Exercise:
Quote the records below in full, exactly as given, with the images taken out.

-- Start of Task material --

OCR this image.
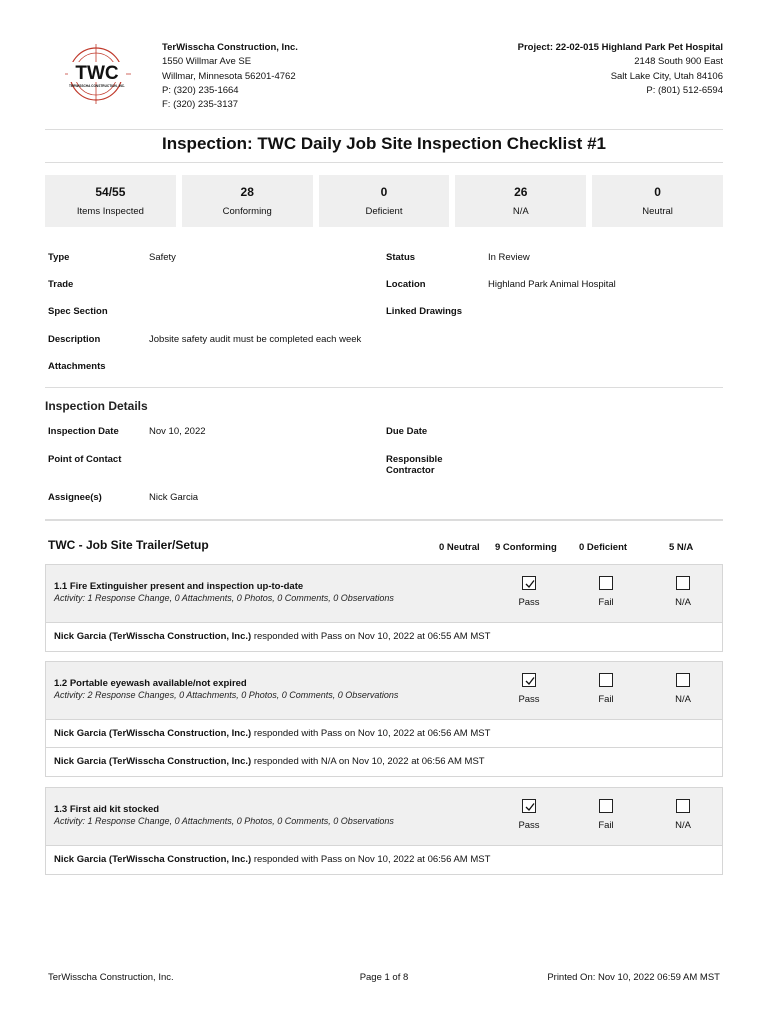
TWC
TERWISSCHA CONSTRUCTION, INC.
TerWisscha Construction, Inc.
1550 Willmar Ave SE
Willmar, Minnesota 56201-4762
P: (320) 235-1664
F: (320) 235-3137
Project: 22-02-015 Highland Park Pet Hospital
2148 South 900 East
Salt Lake City, Utah 84106
P: (801) 512-6594
Inspection: TWC Daily Job Site Inspection Checklist #1
54/55
Items Inspected
28
Conforming
0
Deficient
26
N/A
0
Neutral
Type	Safety
Trade
Spec Section
Description	Jobsite safety audit must be completed each week
Attachments
Status	In Review
Location	Highland Park Animal Hospital
Linked Drawings
Inspection Details
Inspection Date	Nov 10, 2022
Point of Contact
Assignee(s)	Nick Garcia
Due Date
Responsible
Contractor
TWC - Job Site Trailer/Setup	0 Neutral 9 Conforming 0 Deficient	5 N/A
1.1 Fire Extinguisher present and inspection up-to-date
Activity: 1 Response Change, 0 Attachments, 0 Photos, 0 Comments, 0 Observations	Pass	Fail	N/A
Nick Garcia (TerWisscha Construction, Inc.) responded with Pass on Nov 10, 2022 at 06:55 AM MST
1.2 Portable eyewash available/not expired
Activity: 2 Response Changes, 0 Attachments, 0 Photos, 0 Comments, 0 Observations	Pass	Fail	N/A
Nick Garcia (TerWisscha Construction, Inc.) responded with Pass on Nov 10, 2022 at 06:56 AM MST
Nick Garcia (TerWisscha Construction, Inc.) responded with N/A on Nov 10, 2022 at 06:56 AM MST
1.3 First aid kit stocked
Activity: 1 Response Change, 0 Attachments, 0 Photos, 0 Comments, 0 Observations	Pass	Fail	N/A
Nick Garcia (TerWisscha Construction, Inc.) responded with Pass on Nov 10, 2022 at 06:56 AM MST
TerWisscha Construction, Inc.	Page 1 of 8	Printed On: Nov 10, 2022 06:59 AM MST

-- End of Task material --

Correct output:
OCR this image.
TWC
TERWISSCHA CONSTRUCTION, INC.
TerWisscha Construction, Inc.
1550 Willmar Ave SE
Willmar, Minnesota 56201-4762
P: (320) 235-1664
F: (320) 235-3137
Project: 22-02-015 Highland Park Pet Hospital
2148 South 900 East
Salt Lake City, Utah 84106
P: (801) 512-6594
Inspection: TWC Daily Job Site Inspection Checklist #1
54/55
Items Inspected
28
Conforming
0
Deficient
26
N/A
0
Neutral
Type	Safety
Trade
Spec Section
Description	Jobsite safety audit must be completed each week
Attachments
Status	In Review
Location	Highland Park Animal Hospital
Linked Drawings
Inspection Details
Inspection Date	Nov 10, 2022
Point of Contact
Assignee(s)	Nick Garcia
Due Date
Responsible
Contractor
TWC - Job Site Trailer/Setup	0 Neutral 9 Conforming 0 Deficient	5 N/A
1.1 Fire Extinguisher present and inspection up-to-date
Activity: 1 Response Change, 0 Attachments, 0 Photos, 0 Comments, 0 Observations	Pass	Fail	N/A
Nick Garcia (TerWisscha Construction, Inc.) responded with Pass on Nov 10, 2022 at 06:55 AM MST
1.2 Portable eyewash available/not expired
Activity: 2 Response Changes, 0 Attachments, 0 Photos, 0 Comments, 0 Observations	Pass	Fail	N/A
Nick Garcia (TerWisscha Construction, Inc.) responded with Pass on Nov 10, 2022 at 06:56 AM MST
Nick Garcia (TerWisscha Construction, Inc.) responded with N/A on Nov 10, 2022 at 06:56 AM MST
1.3 First aid kit stocked
Activity: 1 Response Change, 0 Attachments, 0 Photos, 0 Comments, 0 Observations	Pass	Fail	N/A
Nick Garcia (TerWisscha Construction, Inc.) responded with Pass on Nov 10, 2022 at 06:56 AM MST
TerWisscha Construction, Inc.	Page 1 of 8	Printed On: Nov 10, 2022 06:59 AM MST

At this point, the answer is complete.